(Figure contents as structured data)
--

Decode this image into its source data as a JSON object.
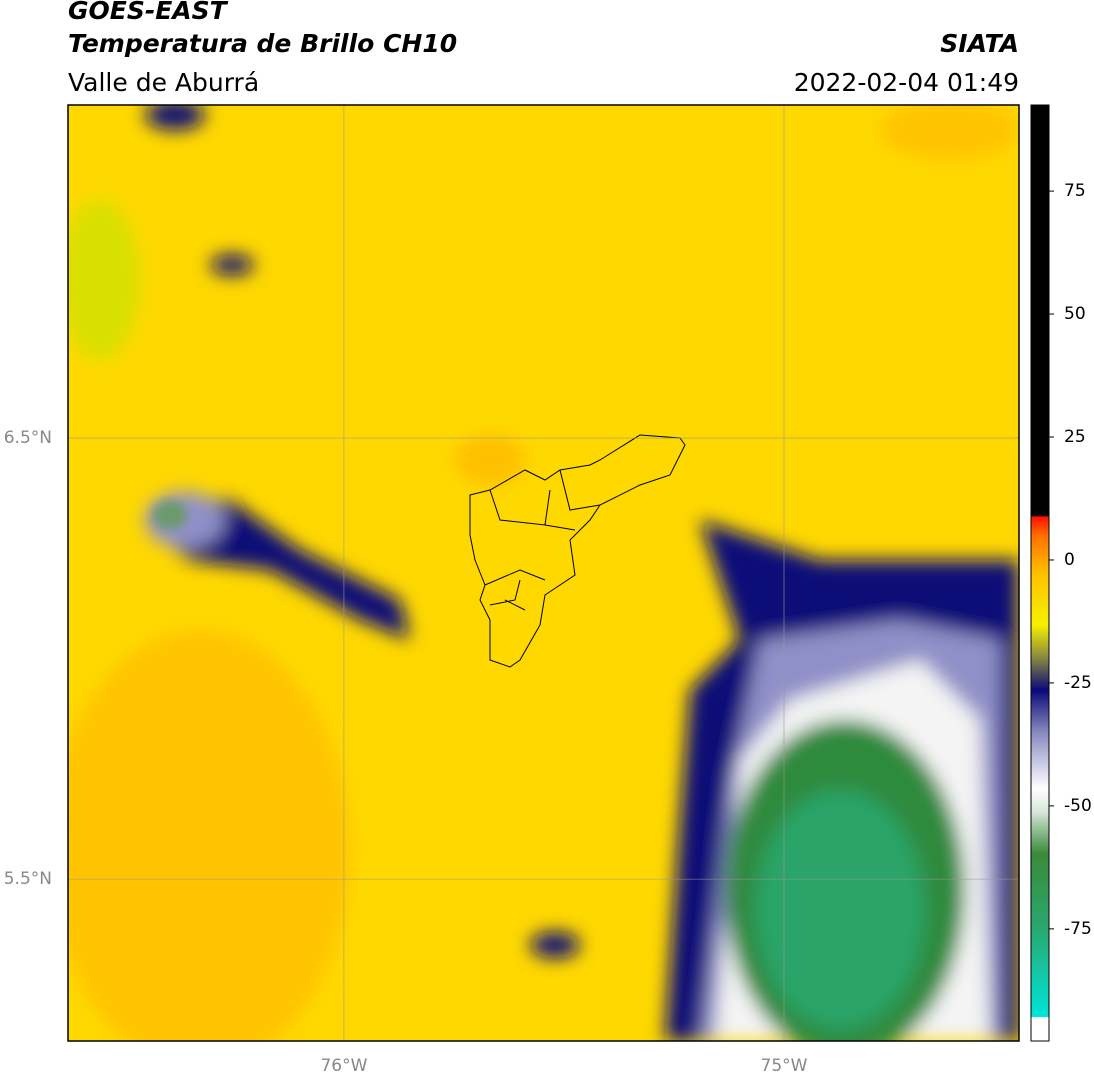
{
  "header": {
    "title": "GOES-EAST",
    "subtitle": "Temperatura de Brillo CH10",
    "region": "Valle de Aburrá",
    "source": "SIATA",
    "datetime": "2022-02-04 01:49"
  },
  "map": {
    "xlim": [
      -76.627,
      -74.466
    ],
    "ylim": [
      5.133,
      7.255
    ],
    "xticks": [
      {
        "value": -76,
        "label": "76°W"
      },
      {
        "value": -75,
        "label": "75°W"
      }
    ],
    "yticks": [
      {
        "value": 6.5,
        "label": "6.5°N"
      },
      {
        "value": 5.5,
        "label": "5.5°N"
      }
    ],
    "grid": true
  },
  "colorbar": {
    "lim": [
      -97.8,
      92.5
    ],
    "ticks": [
      -75,
      -50,
      -25,
      0,
      25,
      50,
      75
    ]
  }
}
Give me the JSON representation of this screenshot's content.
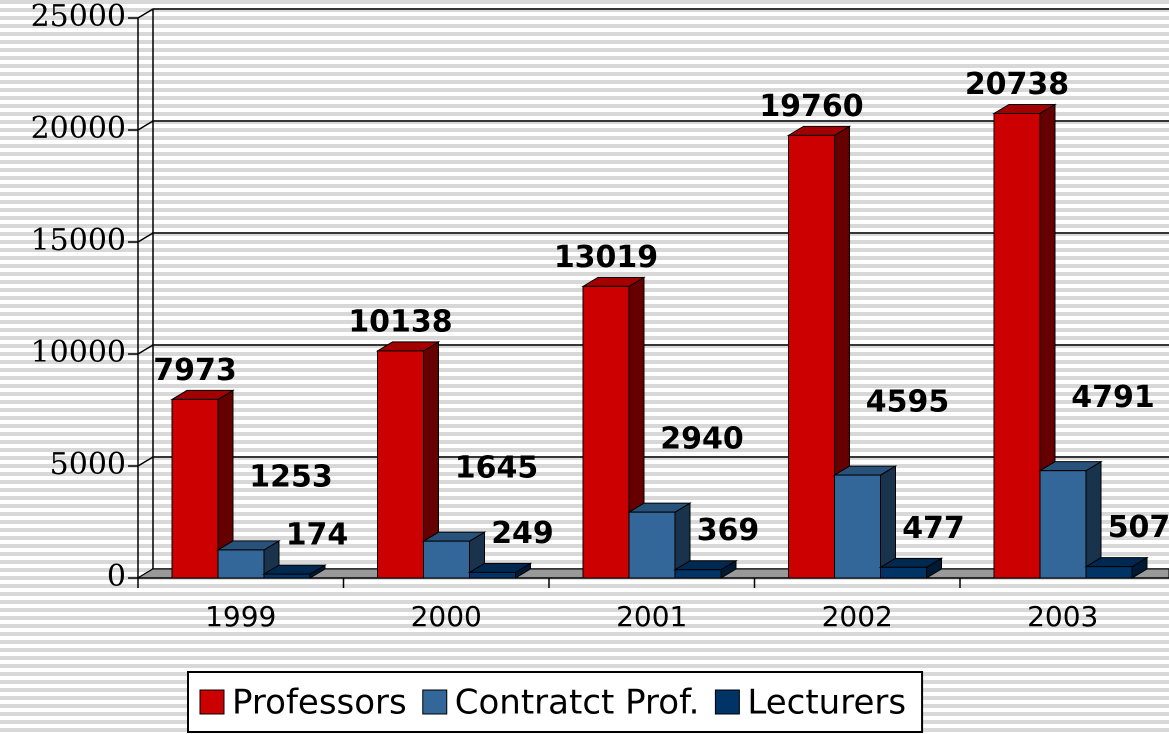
{
  "chart_data": {
    "type": "bar3d",
    "categories": [
      "1999",
      "2000",
      "2001",
      "2002",
      "2003"
    ],
    "series": [
      {
        "name": "Professors",
        "color": "#cc0000",
        "values": [
          7973,
          10138,
          13019,
          19760,
          20738
        ]
      },
      {
        "name": "Contratct Prof.",
        "color": "#336699",
        "values": [
          1253,
          1645,
          2940,
          4595,
          4791
        ]
      },
      {
        "name": "Lecturers",
        "color": "#003366",
        "values": [
          174,
          249,
          369,
          477,
          507
        ]
      }
    ],
    "ylim": [
      0,
      25000
    ],
    "yticks": [
      0,
      5000,
      10000,
      15000,
      20000,
      25000
    ],
    "grid": true,
    "legend": "bottom"
  }
}
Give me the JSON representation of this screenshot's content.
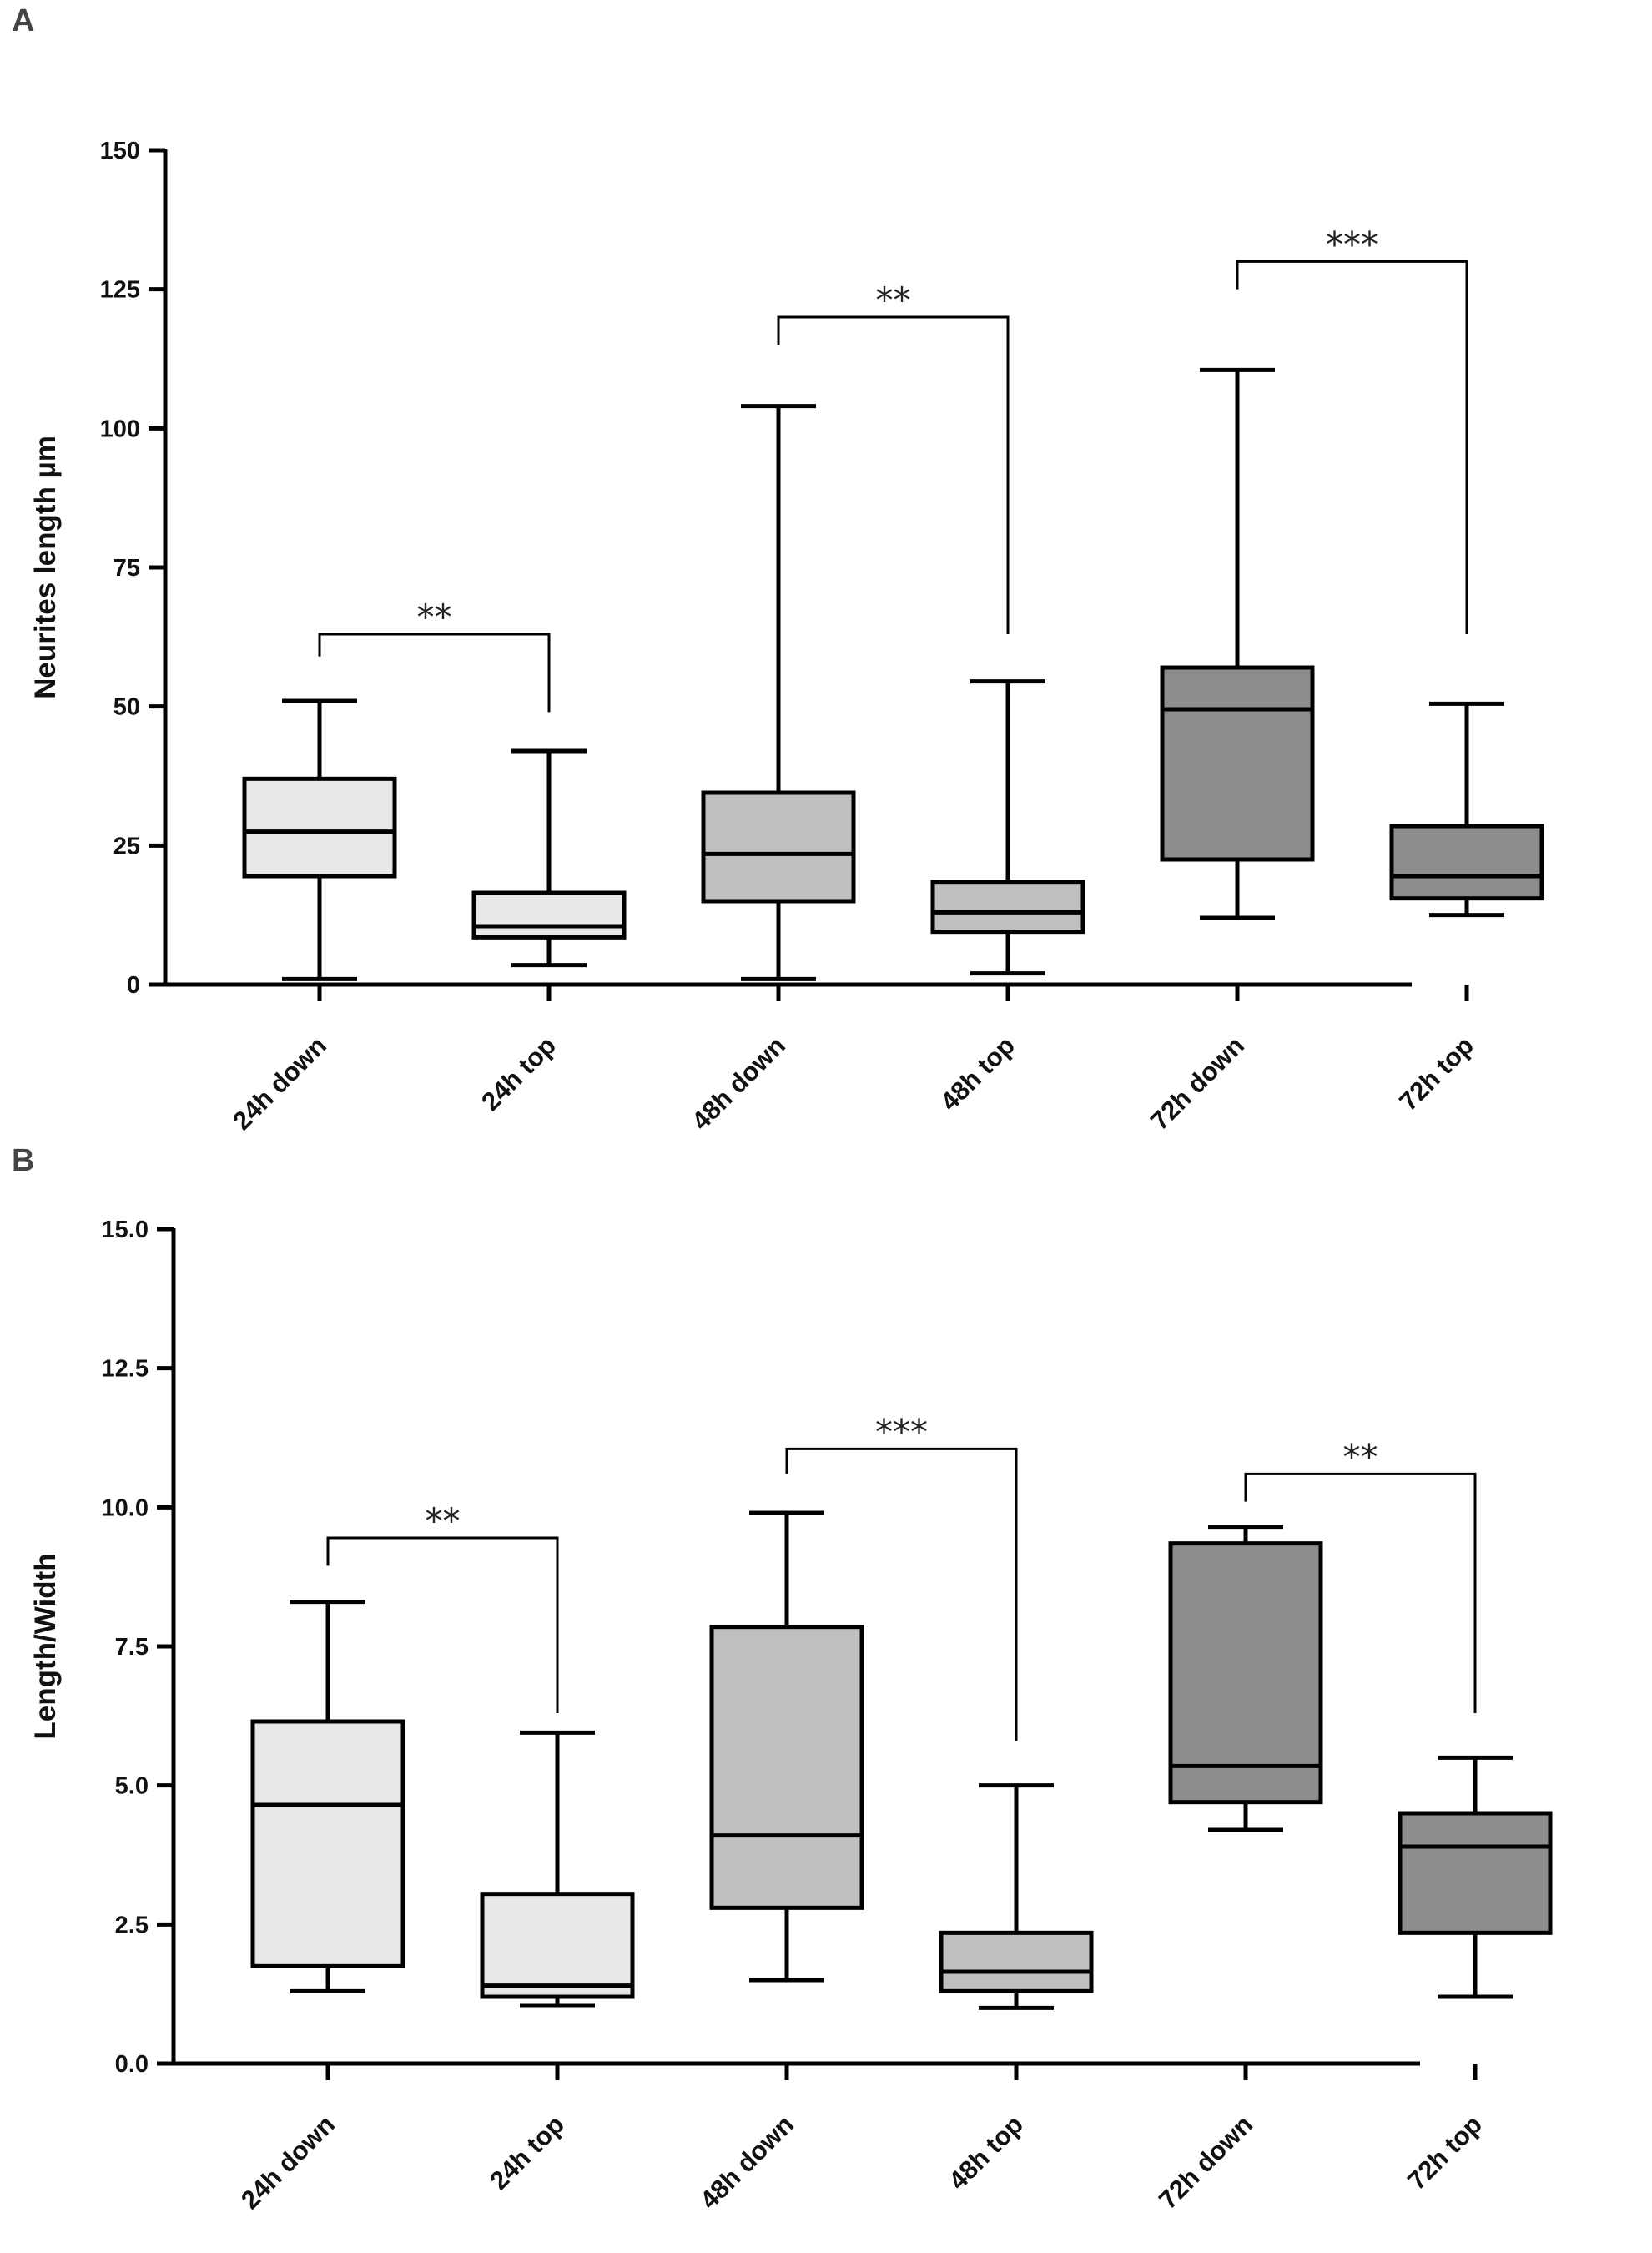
{
  "chart_data": [
    {
      "panel": "A",
      "type": "box",
      "ylabel": "Neurites length µm",
      "ylim": [
        0,
        150
      ],
      "yticks": [
        0,
        25,
        50,
        75,
        100,
        125,
        150
      ],
      "categories": [
        "24h down",
        "24h top",
        "48h down",
        "48h top",
        "72h down",
        "72h top"
      ],
      "colors": [
        "#e8e8e8",
        "#e8e8e8",
        "#c0c0c0",
        "#c0c0c0",
        "#8d8d8d",
        "#8d8d8d"
      ],
      "boxes": [
        {
          "min": 1,
          "q1": 19.5,
          "median": 27.5,
          "q3": 37,
          "max": 51
        },
        {
          "min": 3.5,
          "q1": 8.5,
          "median": 10.5,
          "q3": 16.5,
          "max": 42
        },
        {
          "min": 1,
          "q1": 15,
          "median": 23.5,
          "q3": 34.5,
          "max": 104
        },
        {
          "min": 2,
          "q1": 9.5,
          "median": 13,
          "q3": 18.5,
          "max": 54.5
        },
        {
          "min": 12,
          "q1": 22.5,
          "median": 49.5,
          "q3": 57,
          "max": 110.5
        },
        {
          "min": 12.5,
          "q1": 15.5,
          "median": 19.5,
          "q3": 28.5,
          "max": 50.5
        }
      ],
      "significance": [
        {
          "from": 0,
          "to": 1,
          "label": "**",
          "y": 63,
          "left_drop": 59,
          "right_drop": 49
        },
        {
          "from": 2,
          "to": 3,
          "label": "**",
          "y": 120,
          "left_drop": 115,
          "right_drop": 63
        },
        {
          "from": 4,
          "to": 5,
          "label": "***",
          "y": 130,
          "left_drop": 125,
          "right_drop": 63
        }
      ]
    },
    {
      "panel": "B",
      "type": "box",
      "ylabel": "Length/Width",
      "ylim": [
        0,
        15
      ],
      "yticks": [
        0.0,
        2.5,
        5.0,
        7.5,
        10.0,
        12.5,
        15.0
      ],
      "yticklabels": [
        "0.0",
        "2.5",
        "5.0",
        "7.5",
        "10.0",
        "12.5",
        "15.0"
      ],
      "categories": [
        "24h down",
        "24h top",
        "48h down",
        "48h top",
        "72h down",
        "72h top"
      ],
      "colors": [
        "#e8e8e8",
        "#e8e8e8",
        "#c0c0c0",
        "#c0c0c0",
        "#8d8d8d",
        "#8d8d8d"
      ],
      "boxes": [
        {
          "min": 1.3,
          "q1": 1.75,
          "median": 4.65,
          "q3": 6.15,
          "max": 8.3
        },
        {
          "min": 1.05,
          "q1": 1.2,
          "median": 1.4,
          "q3": 3.05,
          "max": 5.95
        },
        {
          "min": 1.5,
          "q1": 2.8,
          "median": 4.1,
          "q3": 7.85,
          "max": 9.9
        },
        {
          "min": 1.0,
          "q1": 1.3,
          "median": 1.65,
          "q3": 2.35,
          "max": 5.0
        },
        {
          "min": 4.2,
          "q1": 4.7,
          "median": 5.35,
          "q3": 9.35,
          "max": 9.65
        },
        {
          "min": 1.2,
          "q1": 2.35,
          "median": 3.9,
          "q3": 4.5,
          "max": 5.5
        }
      ],
      "significance": [
        {
          "from": 0,
          "to": 1,
          "label": "**",
          "y": 9.45,
          "left_drop": 8.95,
          "right_drop": 6.3
        },
        {
          "from": 2,
          "to": 3,
          "label": "***",
          "y": 11.05,
          "left_drop": 10.6,
          "right_drop": 5.8
        },
        {
          "from": 4,
          "to": 5,
          "label": "**",
          "y": 10.6,
          "left_drop": 10.1,
          "right_drop": 6.3
        }
      ]
    }
  ],
  "panel_labels": {
    "a": "A",
    "b": "B"
  }
}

--

From the records given above, reproduce all text exactly and exclude each picture.

## The output
Decode this image into its source data as a JSON object.
{
  "header": {
    "title": "GOES-EAST",
    "subtitle": "Temperatura de Brillo CH10",
    "region": "Valle de Aburrá",
    "source": "SIATA",
    "datetime": "2022-02-04 01:49"
  },
  "map": {
    "xlim": [
      -76.627,
      -74.466
    ],
    "ylim": [
      5.133,
      7.255
    ],
    "xticks": [
      {
        "value": -76,
        "label": "76°W"
      },
      {
        "value": -75,
        "label": "75°W"
      }
    ],
    "yticks": [
      {
        "value": 6.5,
        "label": "6.5°N"
      },
      {
        "value": 5.5,
        "label": "5.5°N"
      }
    ],
    "grid": true
  },
  "colorbar": {
    "lim": [
      -97.8,
      92.5
    ],
    "ticks": [
      -75,
      -50,
      -25,
      0,
      25,
      50,
      75
    ]
  }
}
Give me the JSON representation of this screenshot's content.
{
  "chart_data": {
    "type": "bar3d",
    "categories": [
      "1999",
      "2000",
      "2001",
      "2002",
      "2003"
    ],
    "series": [
      {
        "name": "Professors",
        "color": "#cc0000",
        "values": [
          7973,
          10138,
          13019,
          19760,
          20738
        ]
      },
      {
        "name": "Contratct Prof.",
        "color": "#336699",
        "values": [
          1253,
          1645,
          2940,
          4595,
          4791
        ]
      },
      {
        "name": "Lecturers",
        "color": "#003366",
        "values": [
          174,
          249,
          369,
          477,
          507
        ]
      }
    ],
    "ylim": [
      0,
      25000
    ],
    "yticks": [
      0,
      5000,
      10000,
      15000,
      20000,
      25000
    ],
    "grid": true,
    "legend": "bottom"
  }
}
Give me the JSON representation of this screenshot's content.
{
  "chart_data": [
    {
      "panel": "A",
      "type": "box",
      "ylabel": "Neurites length µm",
      "ylim": [
        0,
        150
      ],
      "yticks": [
        0,
        25,
        50,
        75,
        100,
        125,
        150
      ],
      "categories": [
        "24h down",
        "24h top",
        "48h down",
        "48h top",
        "72h down",
        "72h top"
      ],
      "colors": [
        "#e8e8e8",
        "#e8e8e8",
        "#c0c0c0",
        "#c0c0c0",
        "#8d8d8d",
        "#8d8d8d"
      ],
      "boxes": [
        {
          "min": 1,
          "q1": 19.5,
          "median": 27.5,
          "q3": 37,
          "max": 51
        },
        {
          "min": 3.5,
          "q1": 8.5,
          "median": 10.5,
          "q3": 16.5,
          "max": 42
        },
        {
          "min": 1,
          "q1": 15,
          "median": 23.5,
          "q3": 34.5,
          "max": 104
        },
        {
          "min": 2,
          "q1": 9.5,
          "median": 13,
          "q3": 18.5,
          "max": 54.5
        },
        {
          "min": 12,
          "q1": 22.5,
          "median": 49.5,
          "q3": 57,
          "max": 110.5
        },
        {
          "min": 12.5,
          "q1": 15.5,
          "median": 19.5,
          "q3": 28.5,
          "max": 50.5
        }
      ],
      "significance": [
        {
          "from": 0,
          "to": 1,
          "label": "**",
          "y": 63,
          "left_drop": 59,
          "right_drop": 49
        },
        {
          "from": 2,
          "to": 3,
          "label": "**",
          "y": 120,
          "left_drop": 115,
          "right_drop": 63
        },
        {
          "from": 4,
          "to": 5,
          "label": "***",
          "y": 130,
          "left_drop": 125,
          "right_drop": 63
        }
      ]
    },
    {
      "panel": "B",
      "type": "box",
      "ylabel": "Length/Width",
      "ylim": [
        0,
        15
      ],
      "yticks": [
        0.0,
        2.5,
        5.0,
        7.5,
        10.0,
        12.5,
        15.0
      ],
      "yticklabels": [
        "0.0",
        "2.5",
        "5.0",
        "7.5",
        "10.0",
        "12.5",
        "15.0"
      ],
      "categories": [
        "24h down",
        "24h top",
        "48h down",
        "48h top",
        "72h down",
        "72h top"
      ],
      "colors": [
        "#e8e8e8",
        "#e8e8e8",
        "#c0c0c0",
        "#c0c0c0",
        "#8d8d8d",
        "#8d8d8d"
      ],
      "boxes": [
        {
          "min": 1.3,
          "q1": 1.75,
          "median": 4.65,
          "q3": 6.15,
          "max": 8.3
        },
        {
          "min": 1.05,
          "q1": 1.2,
          "median": 1.4,
          "q3": 3.05,
          "max": 5.95
        },
        {
          "min": 1.5,
          "q1": 2.8,
          "median": 4.1,
          "q3": 7.85,
          "max": 9.9
        },
        {
          "min": 1.0,
          "q1": 1.3,
          "median": 1.65,
          "q3": 2.35,
          "max": 5.0
        },
        {
          "min": 4.2,
          "q1": 4.7,
          "median": 5.35,
          "q3": 9.35,
          "max": 9.65
        },
        {
          "min": 1.2,
          "q1": 2.35,
          "median": 3.9,
          "q3": 4.5,
          "max": 5.5
        }
      ],
      "significance": [
        {
          "from": 0,
          "to": 1,
          "label": "**",
          "y": 9.45,
          "left_drop": 8.95,
          "right_drop": 6.3
        },
        {
          "from": 2,
          "to": 3,
          "label": "***",
          "y": 11.05,
          "left_drop": 10.6,
          "right_drop": 5.8
        },
        {
          "from": 4,
          "to": 5,
          "label": "**",
          "y": 10.6,
          "left_drop": 10.1,
          "right_drop": 6.3
        }
      ]
    }
  ],
  "panel_labels": {
    "a": "A",
    "b": "B"
  }
}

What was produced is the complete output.